▶ _What the task asks_:
Send each entry back exactly as given, pictures excluded.

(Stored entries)
>>>>

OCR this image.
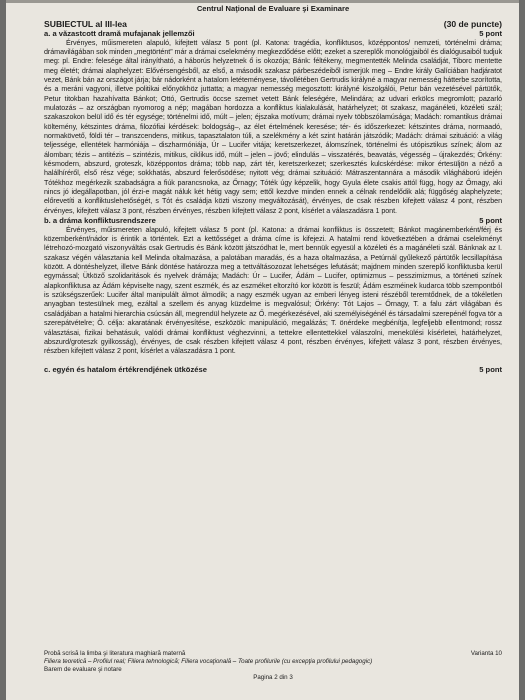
Centrul Naţional de Evaluare şi Examinare
SUBIECTUL al III-lea	(30 de puncte)
a. a văzastcott dramă mufajanak jellemzői	5 pont

Érvényes, műismereten alapuló, kifejtett válasz 5 pont (pl. Katona: tragédia, konfliktusos, középpontos/ nemzeti, történelmi dráma; drámavilágában sok minden „megtörtént” már a drámai cselekmény megkezdődése előtt; ezeket a szereplők monológjaiból és dialógusaiból tudjuk meg: pl. Endre: felesége által irányítható, a háborús helyzetnek ő is okozója; Bánk: féltékeny, megmentették Melinda családját, Tiborc mentette meg életét; drámai alaphelyzet: Elővérsengésből, az első, a második szakasz párbeszédeiből ismerjük meg – Endre király Galíciában hadjáratot vezet, Bánk bán az országot járja; bár nádorként a hatalom letéteményese, távollétében Gertrudis királyné a magyar nemesség hátterbe szorította, és a meráni vagyoni, illetve politikai előnyökhöz juttatta; a magyar nemesség megosztott: királyné kiszolgálói, Petur bán vezetésével pártütők, Petur titokban hazahívatta Bánkot; Ottó, Gertrudis öccse szemet vetett Bánk feleségére, Melindára; az udvari erkölcs megromlott; pazarló mulatozás – az országban nyomorog a nép; magában hordozza a konfliktus kialakulását, határhelyzet; öt szakasz, magánéleti, közéleti szál; szakaszokon belül idő és tér egysége; történelmi idő, múlt – jelen; éjszaka motívum; drámai nyelv többszólamúsága; Madách: romantikus drámai költemény, kétszintes dráma, filozófiai kérdések: boldogság–, az élet értelmének keresése; tér- és időszerkezet: kétszintes dráma, normaadó, normakövető, földi tér – transzcendens, mitikus, tapasztalaton túli, a szelékmény a két szint határán játszódik; Madách: drámai szituáció: a világ teljessége, ellentétek harmóniája – diszharmóniája, Úr – Lucifer vitája; keretszerkezet, álomszínek, történelmi és utópisztikus színek; álom az álomban; tézis – antitézis – szintézis, mitikus, ciklikus idő, múlt – jelen – jövő; elindulás – visszatérés, beavatás, végesség – újrakezdés; Örkény: késmodern, abszurd, groteszk, középpontos dráma; több nap, zárt tér, keretszerkezet; szerkesztés kulcskérdése: mikor értesüljön a néző a halálhíréről, első rész vége; sokkhatás, abszurd felerősödése; nyitott vég; drámai szituáció: Mátraszentannára a második világháború idején Tótékhoz megérkezik szabadságra a fiúk parancsnoka, az Őrnagy; Tóték úgy képzelik, hogy Gyula élete csakis attól függ, hogy az Őrnagy, aki nincs jó idegállapotban, jól érzi-e magát náluk két hétig vagy sem; ettől kezdve minden ennek a célnak rendelődik alá; függőség alaphelyzete; előrevetíti a konfliktuslehetőségét, s Tót és családja közti viszony megváltozását), érvényes, de csak részben kifejtett válasz 4 pont, részben érvényes, kifejtett válasz 3 pont, részben érvényes, részben kifejtett válasz 2 pont, kísérlet a válaszadásra 1 pont.

b. a dráma konfliktusrendszere	5 pont

Érvényes, műismereten alapuló, kifejtett válasz 5 pont (pl. Katona: a drámai konfliktus is összetett; Bánkot magánemberként/férj és közemberként/nádor is érintik a történtek. Ezt a kettősséget a dráma címe is kifejezi. A hatalmi rend következtében a drámai cselekményt létrehozó-mozgató viszonyváltás csak Gertrudis és Bánk között játszódhat le, mert bennük egyesül a közéleti és a magánéleti szál. Bánknak az I. szakasz végén választania kell Melinda oltalmazása, a palotában maradás, és a haza oltalmazása, a Petúrnál gyűlekező pártütők lecsillapítása között. A döntéshelyzet, illetve Bánk döntése határozza meg a tettváltásozozat lehetséges lefutását; majdnem minden szereplő konfliktusba kerül egymással; Ütköző szolidaritások és nyelvek drámája; Madách: Úr – Lucifer, Ádám – Lucifer, optimizmus – pesszimizmus, a történeti színek alapkonfliktusa az Ádám képviselte nagy, szent eszmék, és az eszméket eltorzító kor között is feszül; Ádám eszméinek kudarca több szempontból is szükségszerűek: Lucifer által manipulált álmot álmodik; a nagy eszmék ugyan az emberi lényeg isteni részéből teremtődnek, de a tökéletlen anyagban testesülnek meg, ezáltal a szellem és anyag küzdelme is megvalósul; Örkény: Tót Lajos – Őrnagy, T. a falu zárt világában és családjában a hatalmi hierarchia csúcsán áll, megrendül helyzete az Ő. megérkezésével, aki személyiségénél és társadalmi szerepénél fogva tör a szerepátvételre; Ő. célja: akaratának érvényesítése, eszközök: manipuláció, megalázás; T. önérdeke megbénítja, legfeljebb ellentmond; rossz választásai, fizikai behatásuk, valódi drámai konfliktust véghezvinni, a tettekre ellentettekkel válaszolni, menekülési kísérletei, határhelyzet, abszurd/groteszk gyilkosság), érvényes, de csak részben kifejtett válasz 4 pont, részben érvényes, kifejtett válasz 3 pont, részben érvényes, részben kifejtett válasz 2 pont, kísérlet a válaszadásra 1 pont.

c. egyén és hatalom értékrendjének ütközése	5 pont
Probă scrisă la limba şi literatura maghiară maternă	Varianta 10
Filiera teoretică – Profilul real; Filiera tehnologică; Filiera vocaţională – Toate profilurile (cu excepţia profilului pedagogic)
Barem de evaluare şi notare
Pagina 2 din 3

<<<<

▶ _Solution_:
OCR this image.
Centrul Naţional de Evaluare şi Examinare
SUBIECTUL al III-lea	(30 de puncte)
a. a văzastcott dramă mufajanak jellemzői	5 pont

Érvényes, műismereten alapuló, kifejtett válasz 5 pont (pl. Katona: tragédia, konfliktusos, középpontos/ nemzeti, történelmi dráma; drámavilágában sok minden „megtörtént” már a drámai cselekmény megkezdődése előtt; ezeket a szereplők monológjaiból és dialógusaiból tudjuk meg: pl. Endre: felesége által irányítható, a háborús helyzetnek ő is okozója; Bánk: féltékeny, megmentették Melinda családját, Tiborc mentette meg életét; drámai alaphelyzet: Elővérsengésből, az első, a második szakasz párbeszédeiből ismerjük meg – Endre király Galíciában hadjáratot vezet, Bánk bán az országot járja; bár nádorként a hatalom letéteményese, távollétében Gertrudis királyné a magyar nemesség hátterbe szorította, és a meráni vagyoni, illetve politikai előnyökhöz juttatta; a magyar nemesség megosztott: királyné kiszolgálói, Petur bán vezetésével pártütők, Petur titokban hazahívatta Bánkot; Ottó, Gertrudis öccse szemet vetett Bánk feleségére, Melindára; az udvari erkölcs megromlott; pazarló mulatozás – az országban nyomorog a nép; magában hordozza a konfliktus kialakulását, határhelyzet; öt szakasz, magánéleti, közéleti szál; szakaszokon belül idő és tér egysége; történelmi idő, múlt – jelen; éjszaka motívum; drámai nyelv többszólamúsága; Madách: romantikus drámai költemény, kétszintes dráma, filozófiai kérdések: boldogság–, az élet értelmének keresése; tér- és időszerkezet: kétszintes dráma, normaadó, normakövető, földi tér – transzcendens, mitikus, tapasztalaton túli, a szelékmény a két szint határán játszódik; Madách: drámai szituáció: a világ teljessége, ellentétek harmóniája – diszharmóniája, Úr – Lucifer vitája; keretszerkezet, álomszínek, történelmi és utópisztikus színek; álom az álomban; tézis – antitézis – szintézis, mitikus, ciklikus idő, múlt – jelen – jövő; elindulás – visszatérés, beavatás, végesség – újrakezdés; Örkény: késmodern, abszurd, groteszk, középpontos dráma; több nap, zárt tér, keretszerkezet; szerkesztés kulcskérdése: mikor értesüljön a néző a halálhíréről, első rész vége; sokkhatás, abszurd felerősödése; nyitott vég; drámai szituáció: Mátraszentannára a második világháború idején Tótékhoz megérkezik szabadságra a fiúk parancsnoka, az Őrnagy; Tóték úgy képzelik, hogy Gyula élete csakis attól függ, hogy az Őrnagy, aki nincs jó idegállapotban, jól érzi-e magát náluk két hétig vagy sem; ettől kezdve minden ennek a célnak rendelődik alá; függőség alaphelyzete; előrevetíti a konfliktuslehetőségét, s Tót és családja közti viszony megváltozását), érvényes, de csak részben kifejtett válasz 4 pont, részben érvényes, kifejtett válasz 3 pont, részben érvényes, részben kifejtett válasz 2 pont, kísérlet a válaszadásra 1 pont.

b. a dráma konfliktusrendszere	5 pont

Érvényes, műismereten alapuló, kifejtett válasz 5 pont (pl. Katona: a drámai konfliktus is összetett; Bánkot magánemberként/férj és közemberként/nádor is érintik a történtek. Ezt a kettősséget a dráma címe is kifejezi. A hatalmi rend következtében a drámai cselekményt létrehozó-mozgató viszonyváltás csak Gertrudis és Bánk között játszódhat le, mert bennük egyesül a közéleti és a magánéleti szál. Bánknak az I. szakasz végén választania kell Melinda oltalmazása, a palotában maradás, és a haza oltalmazása, a Petúrnál gyűlekező pártütők lecsillapítása között. A döntéshelyzet, illetve Bánk döntése határozza meg a tettváltásozozat lehetséges lefutását; majdnem minden szereplő konfliktusba kerül egymással; Ütköző szolidaritások és nyelvek drámája; Madách: Úr – Lucifer, Ádám – Lucifer, optimizmus – pesszimizmus, a történeti színek alapkonfliktusa az Ádám képviselte nagy, szent eszmék, és az eszméket eltorzító kor között is feszül; Ádám eszméinek kudarca több szempontból is szükségszerűek: Lucifer által manipulált álmot álmodik; a nagy eszmék ugyan az emberi lényeg isteni részéből teremtődnek, de a tökéletlen anyagban testesülnek meg, ezáltal a szellem és anyag küzdelme is megvalósul; Örkény: Tót Lajos – Őrnagy, T. a falu zárt világában és családjában a hatalmi hierarchia csúcsán áll, megrendül helyzete az Ő. megérkezésével, aki személyiségénél és társadalmi szerepénél fogva tör a szerepátvételre; Ő. célja: akaratának érvényesítése, eszközök: manipuláció, megalázás; T. önérdeke megbénítja, legfeljebb ellentmond; rossz választásai, fizikai behatásuk, valódi drámai konfliktust véghezvinni, a tettekre ellentettekkel válaszolni, menekülési kísérletei, határhelyzet, abszurd/groteszk gyilkosság), érvényes, de csak részben kifejtett válasz 4 pont, részben érvényes, kifejtett válasz 3 pont, részben érvényes, részben kifejtett válasz 2 pont, kísérlet a válaszadásra 1 pont.

c. egyén és hatalom értékrendjének ütközése	5 pont
Probă scrisă la limba şi literatura maghiară maternă	Varianta 10
Filiera teoretică – Profilul real; Filiera tehnologică; Filiera vocaţională – Toate profilurile (cu excepţia profilului pedagogic)
Barem de evaluare şi notare
Pagina 2 din 3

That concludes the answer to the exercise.